**What is asked:**
Scan the material for the word "screenshot", and copy each line where it shows up.
* START Data for the task *
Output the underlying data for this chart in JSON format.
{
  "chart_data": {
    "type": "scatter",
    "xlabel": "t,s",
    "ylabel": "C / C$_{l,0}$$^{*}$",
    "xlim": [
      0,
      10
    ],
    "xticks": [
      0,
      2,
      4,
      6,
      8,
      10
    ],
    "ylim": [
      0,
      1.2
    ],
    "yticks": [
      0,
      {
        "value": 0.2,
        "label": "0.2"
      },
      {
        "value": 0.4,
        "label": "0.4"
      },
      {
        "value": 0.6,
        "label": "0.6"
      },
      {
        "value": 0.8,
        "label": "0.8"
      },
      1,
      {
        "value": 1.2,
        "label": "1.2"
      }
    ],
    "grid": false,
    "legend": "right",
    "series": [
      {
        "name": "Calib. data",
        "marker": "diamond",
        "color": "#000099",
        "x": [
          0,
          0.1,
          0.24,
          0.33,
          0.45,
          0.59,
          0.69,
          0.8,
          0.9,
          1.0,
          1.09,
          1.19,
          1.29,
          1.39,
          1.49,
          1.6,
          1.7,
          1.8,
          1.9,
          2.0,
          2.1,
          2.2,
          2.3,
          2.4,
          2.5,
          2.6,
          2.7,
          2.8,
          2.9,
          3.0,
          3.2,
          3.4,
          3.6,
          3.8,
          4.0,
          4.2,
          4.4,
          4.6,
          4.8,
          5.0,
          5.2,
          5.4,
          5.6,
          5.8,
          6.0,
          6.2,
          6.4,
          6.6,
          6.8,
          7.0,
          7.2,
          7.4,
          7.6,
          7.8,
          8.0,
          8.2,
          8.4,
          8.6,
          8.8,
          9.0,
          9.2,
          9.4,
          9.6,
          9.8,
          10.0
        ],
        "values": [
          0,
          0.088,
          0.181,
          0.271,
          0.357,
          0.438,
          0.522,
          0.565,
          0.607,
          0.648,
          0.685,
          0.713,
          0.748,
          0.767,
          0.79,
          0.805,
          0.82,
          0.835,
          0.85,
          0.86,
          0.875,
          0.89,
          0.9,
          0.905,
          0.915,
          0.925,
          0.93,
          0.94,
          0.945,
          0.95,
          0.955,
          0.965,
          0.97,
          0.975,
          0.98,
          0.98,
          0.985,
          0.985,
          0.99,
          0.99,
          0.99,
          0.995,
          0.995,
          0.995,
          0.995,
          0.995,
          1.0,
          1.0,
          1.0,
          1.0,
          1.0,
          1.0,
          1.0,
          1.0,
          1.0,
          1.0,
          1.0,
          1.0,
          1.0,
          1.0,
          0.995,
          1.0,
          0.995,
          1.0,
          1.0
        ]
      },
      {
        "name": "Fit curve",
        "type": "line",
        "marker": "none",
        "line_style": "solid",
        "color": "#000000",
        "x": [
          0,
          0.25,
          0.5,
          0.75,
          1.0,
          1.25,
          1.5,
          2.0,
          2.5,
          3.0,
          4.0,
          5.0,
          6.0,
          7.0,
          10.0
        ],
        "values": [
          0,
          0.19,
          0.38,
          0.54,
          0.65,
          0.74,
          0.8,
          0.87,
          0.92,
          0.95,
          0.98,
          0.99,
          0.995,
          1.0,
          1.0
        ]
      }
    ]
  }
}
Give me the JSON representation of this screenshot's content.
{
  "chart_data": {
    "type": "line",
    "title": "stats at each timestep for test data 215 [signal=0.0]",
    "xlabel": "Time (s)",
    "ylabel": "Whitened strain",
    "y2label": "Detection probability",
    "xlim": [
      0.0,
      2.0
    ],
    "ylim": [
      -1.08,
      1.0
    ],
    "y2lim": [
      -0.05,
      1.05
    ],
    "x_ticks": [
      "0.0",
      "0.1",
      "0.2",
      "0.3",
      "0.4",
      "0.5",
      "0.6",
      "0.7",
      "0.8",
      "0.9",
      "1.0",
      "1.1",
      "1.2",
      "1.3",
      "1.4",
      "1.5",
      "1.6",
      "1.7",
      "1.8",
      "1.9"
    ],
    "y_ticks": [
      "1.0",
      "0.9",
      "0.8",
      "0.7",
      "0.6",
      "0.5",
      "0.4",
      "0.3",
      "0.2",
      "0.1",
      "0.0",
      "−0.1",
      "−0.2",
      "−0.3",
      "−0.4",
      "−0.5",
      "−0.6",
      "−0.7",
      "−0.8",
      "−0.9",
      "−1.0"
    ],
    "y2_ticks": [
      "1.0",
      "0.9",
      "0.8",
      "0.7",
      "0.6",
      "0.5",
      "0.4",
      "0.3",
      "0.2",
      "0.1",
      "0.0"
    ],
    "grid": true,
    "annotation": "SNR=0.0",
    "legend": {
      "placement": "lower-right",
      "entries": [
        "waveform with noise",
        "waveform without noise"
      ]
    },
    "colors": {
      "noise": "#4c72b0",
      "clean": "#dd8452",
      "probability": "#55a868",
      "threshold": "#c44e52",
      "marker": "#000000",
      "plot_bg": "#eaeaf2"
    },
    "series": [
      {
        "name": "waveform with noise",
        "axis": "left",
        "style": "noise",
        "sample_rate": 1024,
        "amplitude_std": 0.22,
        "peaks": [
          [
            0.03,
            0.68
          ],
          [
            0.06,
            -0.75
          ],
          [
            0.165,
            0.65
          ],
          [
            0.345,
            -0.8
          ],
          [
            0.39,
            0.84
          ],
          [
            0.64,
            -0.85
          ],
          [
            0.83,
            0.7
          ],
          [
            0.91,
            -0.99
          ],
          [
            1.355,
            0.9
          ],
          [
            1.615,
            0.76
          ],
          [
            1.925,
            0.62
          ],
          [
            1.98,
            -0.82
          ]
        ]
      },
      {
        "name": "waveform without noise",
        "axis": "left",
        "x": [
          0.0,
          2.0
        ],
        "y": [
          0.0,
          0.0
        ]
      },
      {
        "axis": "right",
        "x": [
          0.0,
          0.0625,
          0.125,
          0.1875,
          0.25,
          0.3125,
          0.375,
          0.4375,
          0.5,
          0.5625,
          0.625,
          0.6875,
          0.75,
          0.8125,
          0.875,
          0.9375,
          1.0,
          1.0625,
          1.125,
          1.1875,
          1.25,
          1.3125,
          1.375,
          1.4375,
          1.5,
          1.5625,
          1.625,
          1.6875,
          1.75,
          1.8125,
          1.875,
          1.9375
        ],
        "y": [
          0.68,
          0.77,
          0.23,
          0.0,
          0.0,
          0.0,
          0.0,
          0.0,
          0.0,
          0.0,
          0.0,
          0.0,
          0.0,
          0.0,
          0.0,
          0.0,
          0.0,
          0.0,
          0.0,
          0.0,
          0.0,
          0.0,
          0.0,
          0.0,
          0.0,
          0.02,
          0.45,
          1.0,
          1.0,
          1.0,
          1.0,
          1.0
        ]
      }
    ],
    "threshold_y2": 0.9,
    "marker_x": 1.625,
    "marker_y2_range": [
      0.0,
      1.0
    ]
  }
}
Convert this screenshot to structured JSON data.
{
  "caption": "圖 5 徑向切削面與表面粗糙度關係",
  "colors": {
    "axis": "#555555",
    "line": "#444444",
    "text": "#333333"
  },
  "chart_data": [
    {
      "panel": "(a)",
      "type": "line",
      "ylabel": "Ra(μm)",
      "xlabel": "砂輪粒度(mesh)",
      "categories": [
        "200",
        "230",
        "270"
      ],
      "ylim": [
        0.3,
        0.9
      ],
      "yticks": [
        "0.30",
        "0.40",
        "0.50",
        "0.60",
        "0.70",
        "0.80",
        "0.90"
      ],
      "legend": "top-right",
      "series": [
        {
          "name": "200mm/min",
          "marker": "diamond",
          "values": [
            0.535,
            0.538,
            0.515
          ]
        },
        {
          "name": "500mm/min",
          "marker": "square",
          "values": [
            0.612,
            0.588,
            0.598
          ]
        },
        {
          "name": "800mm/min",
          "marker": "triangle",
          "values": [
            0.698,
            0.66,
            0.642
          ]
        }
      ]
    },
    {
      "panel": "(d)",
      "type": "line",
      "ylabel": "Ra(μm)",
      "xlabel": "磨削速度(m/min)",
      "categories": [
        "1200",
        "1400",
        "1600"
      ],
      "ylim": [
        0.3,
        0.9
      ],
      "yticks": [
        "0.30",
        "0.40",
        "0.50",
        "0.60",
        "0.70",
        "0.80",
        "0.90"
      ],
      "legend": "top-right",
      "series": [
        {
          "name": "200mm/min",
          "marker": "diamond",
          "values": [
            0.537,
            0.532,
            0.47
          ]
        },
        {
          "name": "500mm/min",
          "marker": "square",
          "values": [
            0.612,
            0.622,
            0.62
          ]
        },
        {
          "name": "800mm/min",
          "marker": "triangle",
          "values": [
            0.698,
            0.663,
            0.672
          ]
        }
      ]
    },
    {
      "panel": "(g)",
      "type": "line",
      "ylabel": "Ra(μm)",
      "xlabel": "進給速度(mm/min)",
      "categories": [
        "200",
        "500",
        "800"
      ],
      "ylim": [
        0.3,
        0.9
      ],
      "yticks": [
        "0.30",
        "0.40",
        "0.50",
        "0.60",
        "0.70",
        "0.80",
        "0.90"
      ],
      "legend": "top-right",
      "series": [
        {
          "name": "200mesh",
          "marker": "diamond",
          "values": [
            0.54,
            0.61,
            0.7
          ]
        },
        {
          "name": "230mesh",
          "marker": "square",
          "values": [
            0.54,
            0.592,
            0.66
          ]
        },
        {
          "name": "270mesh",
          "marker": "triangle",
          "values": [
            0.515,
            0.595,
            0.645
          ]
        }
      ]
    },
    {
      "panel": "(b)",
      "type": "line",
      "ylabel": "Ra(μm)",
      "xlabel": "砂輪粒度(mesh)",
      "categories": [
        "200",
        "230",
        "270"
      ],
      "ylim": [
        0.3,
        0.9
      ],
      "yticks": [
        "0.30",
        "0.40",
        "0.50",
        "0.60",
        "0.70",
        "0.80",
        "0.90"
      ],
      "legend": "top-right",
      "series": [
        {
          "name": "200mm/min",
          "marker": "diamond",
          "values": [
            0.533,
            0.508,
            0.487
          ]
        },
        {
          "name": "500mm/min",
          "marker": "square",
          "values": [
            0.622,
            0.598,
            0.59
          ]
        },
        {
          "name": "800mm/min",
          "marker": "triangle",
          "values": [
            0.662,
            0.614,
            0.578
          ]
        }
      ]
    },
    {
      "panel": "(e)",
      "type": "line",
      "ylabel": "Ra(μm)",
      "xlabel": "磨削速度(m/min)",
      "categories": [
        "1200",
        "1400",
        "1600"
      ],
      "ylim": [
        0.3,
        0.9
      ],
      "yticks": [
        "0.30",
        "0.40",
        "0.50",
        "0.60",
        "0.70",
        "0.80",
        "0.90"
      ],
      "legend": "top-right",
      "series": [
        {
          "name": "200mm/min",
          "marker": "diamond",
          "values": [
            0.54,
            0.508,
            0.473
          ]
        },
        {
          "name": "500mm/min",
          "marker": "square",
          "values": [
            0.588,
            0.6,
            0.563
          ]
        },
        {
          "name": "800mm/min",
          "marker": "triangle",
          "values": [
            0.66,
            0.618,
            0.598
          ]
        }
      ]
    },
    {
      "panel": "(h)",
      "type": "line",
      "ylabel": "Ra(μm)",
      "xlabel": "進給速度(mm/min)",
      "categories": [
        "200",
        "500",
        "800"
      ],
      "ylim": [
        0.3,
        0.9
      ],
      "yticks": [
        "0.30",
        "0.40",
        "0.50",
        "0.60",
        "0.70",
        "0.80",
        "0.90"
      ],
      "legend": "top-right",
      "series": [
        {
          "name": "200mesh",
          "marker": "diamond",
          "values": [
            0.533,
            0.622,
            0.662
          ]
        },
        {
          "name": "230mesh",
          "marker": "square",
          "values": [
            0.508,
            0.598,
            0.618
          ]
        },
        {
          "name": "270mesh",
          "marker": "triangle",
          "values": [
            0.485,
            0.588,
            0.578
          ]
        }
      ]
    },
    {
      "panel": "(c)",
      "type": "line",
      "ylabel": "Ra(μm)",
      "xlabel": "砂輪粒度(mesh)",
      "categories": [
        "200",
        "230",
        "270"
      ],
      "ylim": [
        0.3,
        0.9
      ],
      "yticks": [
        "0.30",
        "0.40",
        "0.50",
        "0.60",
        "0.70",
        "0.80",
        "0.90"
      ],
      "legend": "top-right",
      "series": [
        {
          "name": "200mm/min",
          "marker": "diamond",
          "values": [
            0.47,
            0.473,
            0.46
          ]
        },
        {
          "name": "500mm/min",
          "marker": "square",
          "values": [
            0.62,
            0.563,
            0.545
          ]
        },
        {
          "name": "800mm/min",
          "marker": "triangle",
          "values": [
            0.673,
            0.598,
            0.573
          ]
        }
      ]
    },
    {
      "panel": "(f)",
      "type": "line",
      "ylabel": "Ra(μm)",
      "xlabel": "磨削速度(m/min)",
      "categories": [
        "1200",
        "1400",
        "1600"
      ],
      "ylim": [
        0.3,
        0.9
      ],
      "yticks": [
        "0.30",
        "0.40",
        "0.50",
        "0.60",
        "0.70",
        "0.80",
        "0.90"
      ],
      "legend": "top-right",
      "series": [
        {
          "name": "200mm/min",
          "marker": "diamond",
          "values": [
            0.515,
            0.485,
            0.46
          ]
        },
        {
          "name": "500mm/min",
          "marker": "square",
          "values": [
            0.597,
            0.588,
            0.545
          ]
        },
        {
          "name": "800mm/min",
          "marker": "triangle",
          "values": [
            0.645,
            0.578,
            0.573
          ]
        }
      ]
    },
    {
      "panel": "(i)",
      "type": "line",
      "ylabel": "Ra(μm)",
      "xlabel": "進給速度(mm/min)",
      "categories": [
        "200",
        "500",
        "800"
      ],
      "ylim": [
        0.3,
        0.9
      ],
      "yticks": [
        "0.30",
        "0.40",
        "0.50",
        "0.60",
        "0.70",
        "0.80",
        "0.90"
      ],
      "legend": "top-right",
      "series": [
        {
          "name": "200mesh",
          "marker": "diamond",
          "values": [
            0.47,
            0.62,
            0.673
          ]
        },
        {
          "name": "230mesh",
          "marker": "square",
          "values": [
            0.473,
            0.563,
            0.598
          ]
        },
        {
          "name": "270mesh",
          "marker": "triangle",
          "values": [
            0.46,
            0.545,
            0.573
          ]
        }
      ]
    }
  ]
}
* END Data for the task *
**Exercise result:**
Give me the JSON representation of this screenshot's content.
Convert this screenshot to structured JSON data.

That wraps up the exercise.